Stated goal -> Write out the data lines below verbatim, starting with the line that contains "Give bounding boxes" and ending after the line that contains "cell-minimum xyxy=(398,449,568,477)".

Entries supplied ->
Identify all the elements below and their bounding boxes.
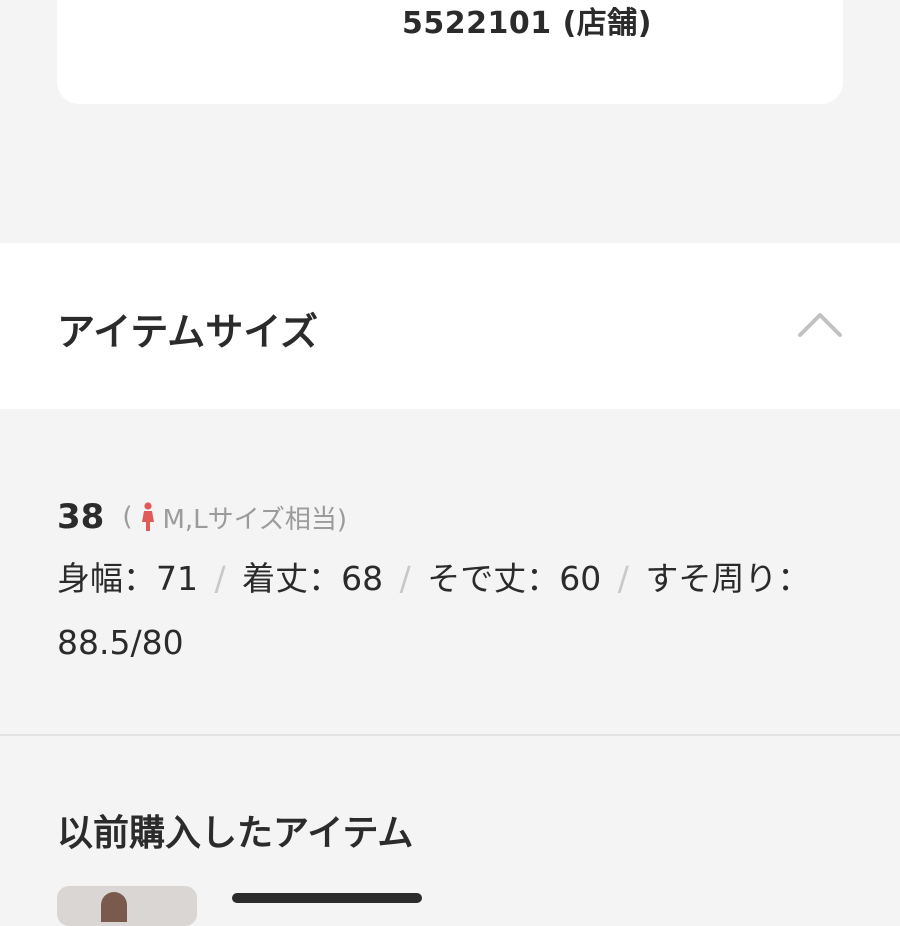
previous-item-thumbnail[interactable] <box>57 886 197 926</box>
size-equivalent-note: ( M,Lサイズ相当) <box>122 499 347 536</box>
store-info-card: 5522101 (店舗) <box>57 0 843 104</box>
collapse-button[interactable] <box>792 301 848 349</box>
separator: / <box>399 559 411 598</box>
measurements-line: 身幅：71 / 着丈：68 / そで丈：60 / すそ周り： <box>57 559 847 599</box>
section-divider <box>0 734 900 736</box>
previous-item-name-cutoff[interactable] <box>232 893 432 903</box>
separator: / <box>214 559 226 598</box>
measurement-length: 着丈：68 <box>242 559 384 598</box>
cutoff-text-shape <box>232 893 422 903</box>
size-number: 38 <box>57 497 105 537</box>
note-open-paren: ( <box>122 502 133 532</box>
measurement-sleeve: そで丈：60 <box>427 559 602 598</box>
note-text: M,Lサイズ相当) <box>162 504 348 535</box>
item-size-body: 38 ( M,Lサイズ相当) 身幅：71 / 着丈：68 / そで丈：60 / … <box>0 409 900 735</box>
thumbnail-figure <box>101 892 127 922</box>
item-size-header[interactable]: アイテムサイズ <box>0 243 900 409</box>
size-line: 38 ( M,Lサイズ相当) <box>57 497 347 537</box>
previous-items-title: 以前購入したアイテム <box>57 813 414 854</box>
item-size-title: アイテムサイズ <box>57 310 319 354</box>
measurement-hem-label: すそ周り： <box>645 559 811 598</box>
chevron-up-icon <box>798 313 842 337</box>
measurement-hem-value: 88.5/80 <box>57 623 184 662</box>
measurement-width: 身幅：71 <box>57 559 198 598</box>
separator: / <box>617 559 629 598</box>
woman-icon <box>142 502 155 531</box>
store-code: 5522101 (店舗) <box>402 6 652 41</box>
...
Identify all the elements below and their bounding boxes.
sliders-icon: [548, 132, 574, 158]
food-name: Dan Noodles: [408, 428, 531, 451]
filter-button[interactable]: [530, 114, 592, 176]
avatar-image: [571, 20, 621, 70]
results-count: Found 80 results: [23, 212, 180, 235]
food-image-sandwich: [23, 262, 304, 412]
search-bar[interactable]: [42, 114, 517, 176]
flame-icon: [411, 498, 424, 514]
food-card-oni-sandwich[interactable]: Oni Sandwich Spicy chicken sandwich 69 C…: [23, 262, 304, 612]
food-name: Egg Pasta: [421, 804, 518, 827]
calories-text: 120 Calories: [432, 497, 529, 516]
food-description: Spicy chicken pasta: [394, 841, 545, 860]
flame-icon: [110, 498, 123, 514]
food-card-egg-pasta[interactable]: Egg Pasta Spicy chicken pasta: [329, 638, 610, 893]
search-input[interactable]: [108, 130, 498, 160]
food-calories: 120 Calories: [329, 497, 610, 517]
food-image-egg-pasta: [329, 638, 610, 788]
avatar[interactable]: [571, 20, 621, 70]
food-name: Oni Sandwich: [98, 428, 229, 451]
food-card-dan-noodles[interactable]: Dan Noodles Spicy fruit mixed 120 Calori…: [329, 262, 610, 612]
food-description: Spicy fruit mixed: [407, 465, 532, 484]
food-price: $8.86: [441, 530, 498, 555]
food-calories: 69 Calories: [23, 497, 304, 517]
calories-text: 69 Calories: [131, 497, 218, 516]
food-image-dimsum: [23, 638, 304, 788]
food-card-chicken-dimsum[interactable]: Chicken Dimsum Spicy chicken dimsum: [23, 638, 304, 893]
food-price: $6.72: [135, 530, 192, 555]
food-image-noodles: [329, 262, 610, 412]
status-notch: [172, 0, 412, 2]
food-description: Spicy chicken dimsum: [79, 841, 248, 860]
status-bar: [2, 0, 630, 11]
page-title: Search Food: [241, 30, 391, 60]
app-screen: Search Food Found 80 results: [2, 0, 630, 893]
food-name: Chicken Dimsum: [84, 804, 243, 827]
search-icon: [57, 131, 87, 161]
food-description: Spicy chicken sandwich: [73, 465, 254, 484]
--
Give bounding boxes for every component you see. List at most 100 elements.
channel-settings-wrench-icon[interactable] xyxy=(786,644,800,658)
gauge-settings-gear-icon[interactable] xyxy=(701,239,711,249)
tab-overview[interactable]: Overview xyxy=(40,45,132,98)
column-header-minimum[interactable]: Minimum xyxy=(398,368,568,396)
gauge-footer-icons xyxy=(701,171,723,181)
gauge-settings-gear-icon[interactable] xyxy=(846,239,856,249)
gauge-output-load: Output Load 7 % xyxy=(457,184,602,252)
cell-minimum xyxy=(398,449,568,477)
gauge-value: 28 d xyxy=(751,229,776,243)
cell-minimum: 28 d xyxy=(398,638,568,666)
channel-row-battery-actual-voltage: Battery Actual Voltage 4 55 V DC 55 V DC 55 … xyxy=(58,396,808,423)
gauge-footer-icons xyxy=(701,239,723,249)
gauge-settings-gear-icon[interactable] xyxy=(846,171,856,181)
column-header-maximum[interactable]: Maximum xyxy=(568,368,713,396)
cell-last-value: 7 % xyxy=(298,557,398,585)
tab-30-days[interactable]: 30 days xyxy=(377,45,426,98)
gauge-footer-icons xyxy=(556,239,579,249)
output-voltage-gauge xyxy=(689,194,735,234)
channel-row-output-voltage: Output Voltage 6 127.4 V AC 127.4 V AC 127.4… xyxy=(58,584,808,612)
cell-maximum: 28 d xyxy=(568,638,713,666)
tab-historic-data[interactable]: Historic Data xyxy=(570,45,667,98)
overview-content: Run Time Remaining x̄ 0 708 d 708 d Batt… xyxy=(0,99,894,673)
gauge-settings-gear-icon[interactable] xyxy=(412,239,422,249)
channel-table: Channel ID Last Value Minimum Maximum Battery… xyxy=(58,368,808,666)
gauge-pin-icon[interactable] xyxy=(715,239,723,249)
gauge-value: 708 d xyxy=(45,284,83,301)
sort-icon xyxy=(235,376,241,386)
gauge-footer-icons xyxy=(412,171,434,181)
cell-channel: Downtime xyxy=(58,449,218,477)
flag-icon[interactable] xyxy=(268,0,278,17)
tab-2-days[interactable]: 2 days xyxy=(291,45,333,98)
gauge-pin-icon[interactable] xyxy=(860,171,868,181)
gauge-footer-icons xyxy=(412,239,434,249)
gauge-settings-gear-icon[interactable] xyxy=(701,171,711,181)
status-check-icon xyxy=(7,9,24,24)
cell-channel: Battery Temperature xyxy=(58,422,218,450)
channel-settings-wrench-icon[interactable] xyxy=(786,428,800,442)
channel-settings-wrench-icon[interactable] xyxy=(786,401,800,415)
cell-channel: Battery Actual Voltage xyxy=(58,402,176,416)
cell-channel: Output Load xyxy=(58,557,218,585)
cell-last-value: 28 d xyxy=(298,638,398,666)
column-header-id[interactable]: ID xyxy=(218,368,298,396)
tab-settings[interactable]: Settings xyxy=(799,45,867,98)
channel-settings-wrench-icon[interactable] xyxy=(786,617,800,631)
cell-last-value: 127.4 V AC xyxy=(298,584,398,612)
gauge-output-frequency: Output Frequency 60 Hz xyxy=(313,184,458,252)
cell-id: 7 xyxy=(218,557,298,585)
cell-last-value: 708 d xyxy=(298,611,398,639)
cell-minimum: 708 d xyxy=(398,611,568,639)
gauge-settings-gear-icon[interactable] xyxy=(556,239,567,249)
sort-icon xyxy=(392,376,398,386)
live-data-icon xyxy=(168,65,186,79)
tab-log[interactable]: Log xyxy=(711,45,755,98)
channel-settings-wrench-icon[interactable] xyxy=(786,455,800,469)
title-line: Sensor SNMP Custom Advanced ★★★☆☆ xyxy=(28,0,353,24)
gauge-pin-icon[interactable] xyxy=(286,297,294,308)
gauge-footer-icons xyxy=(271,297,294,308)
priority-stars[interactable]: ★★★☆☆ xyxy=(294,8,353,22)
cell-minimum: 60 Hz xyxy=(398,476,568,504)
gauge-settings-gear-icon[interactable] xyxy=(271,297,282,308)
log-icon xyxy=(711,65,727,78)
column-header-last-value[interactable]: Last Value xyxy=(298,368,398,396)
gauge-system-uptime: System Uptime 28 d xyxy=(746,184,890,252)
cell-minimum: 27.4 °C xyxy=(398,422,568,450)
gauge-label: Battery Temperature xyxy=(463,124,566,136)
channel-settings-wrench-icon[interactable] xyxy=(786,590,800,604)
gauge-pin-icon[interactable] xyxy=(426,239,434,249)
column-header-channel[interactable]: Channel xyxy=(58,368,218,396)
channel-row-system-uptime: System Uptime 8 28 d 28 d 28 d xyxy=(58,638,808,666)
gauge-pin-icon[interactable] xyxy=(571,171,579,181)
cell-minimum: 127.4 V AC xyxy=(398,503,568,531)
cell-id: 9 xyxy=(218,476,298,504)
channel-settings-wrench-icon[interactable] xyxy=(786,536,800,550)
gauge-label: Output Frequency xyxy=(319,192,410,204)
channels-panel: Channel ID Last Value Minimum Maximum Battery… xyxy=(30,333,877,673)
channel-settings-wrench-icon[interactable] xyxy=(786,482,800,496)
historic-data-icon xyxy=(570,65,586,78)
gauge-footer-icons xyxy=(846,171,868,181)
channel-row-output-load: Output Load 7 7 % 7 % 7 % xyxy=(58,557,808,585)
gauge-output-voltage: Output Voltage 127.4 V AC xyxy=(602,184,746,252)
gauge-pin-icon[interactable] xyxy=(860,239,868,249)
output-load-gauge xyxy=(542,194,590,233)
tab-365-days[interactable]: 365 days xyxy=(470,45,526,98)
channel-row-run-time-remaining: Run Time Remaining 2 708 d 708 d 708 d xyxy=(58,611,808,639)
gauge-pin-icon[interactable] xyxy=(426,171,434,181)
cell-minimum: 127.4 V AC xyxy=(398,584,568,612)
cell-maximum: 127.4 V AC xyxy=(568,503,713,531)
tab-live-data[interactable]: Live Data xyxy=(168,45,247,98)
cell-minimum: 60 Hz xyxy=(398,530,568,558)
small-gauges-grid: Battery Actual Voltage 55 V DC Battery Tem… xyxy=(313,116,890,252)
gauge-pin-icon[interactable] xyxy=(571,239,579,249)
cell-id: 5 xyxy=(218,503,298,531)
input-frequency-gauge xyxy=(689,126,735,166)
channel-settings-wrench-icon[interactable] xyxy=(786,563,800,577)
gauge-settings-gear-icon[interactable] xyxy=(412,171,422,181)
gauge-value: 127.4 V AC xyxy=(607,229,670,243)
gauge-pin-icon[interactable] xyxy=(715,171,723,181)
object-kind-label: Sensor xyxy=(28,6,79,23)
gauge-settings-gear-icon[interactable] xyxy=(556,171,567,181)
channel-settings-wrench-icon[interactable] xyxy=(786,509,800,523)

Answer to the task ->
Give bounding boxes for every component you see. List at most 100 elements.
channel-settings-wrench-icon[interactable] xyxy=(786,644,800,658)
gauge-settings-gear-icon[interactable] xyxy=(701,239,711,249)
tab-overview[interactable]: Overview xyxy=(40,45,132,98)
column-header-minimum[interactable]: Minimum xyxy=(398,368,568,396)
gauge-footer-icons xyxy=(701,171,723,181)
gauge-settings-gear-icon[interactable] xyxy=(846,239,856,249)
gauge-output-load: Output Load 7 % xyxy=(457,184,602,252)
cell-minimum xyxy=(398,449,568,477)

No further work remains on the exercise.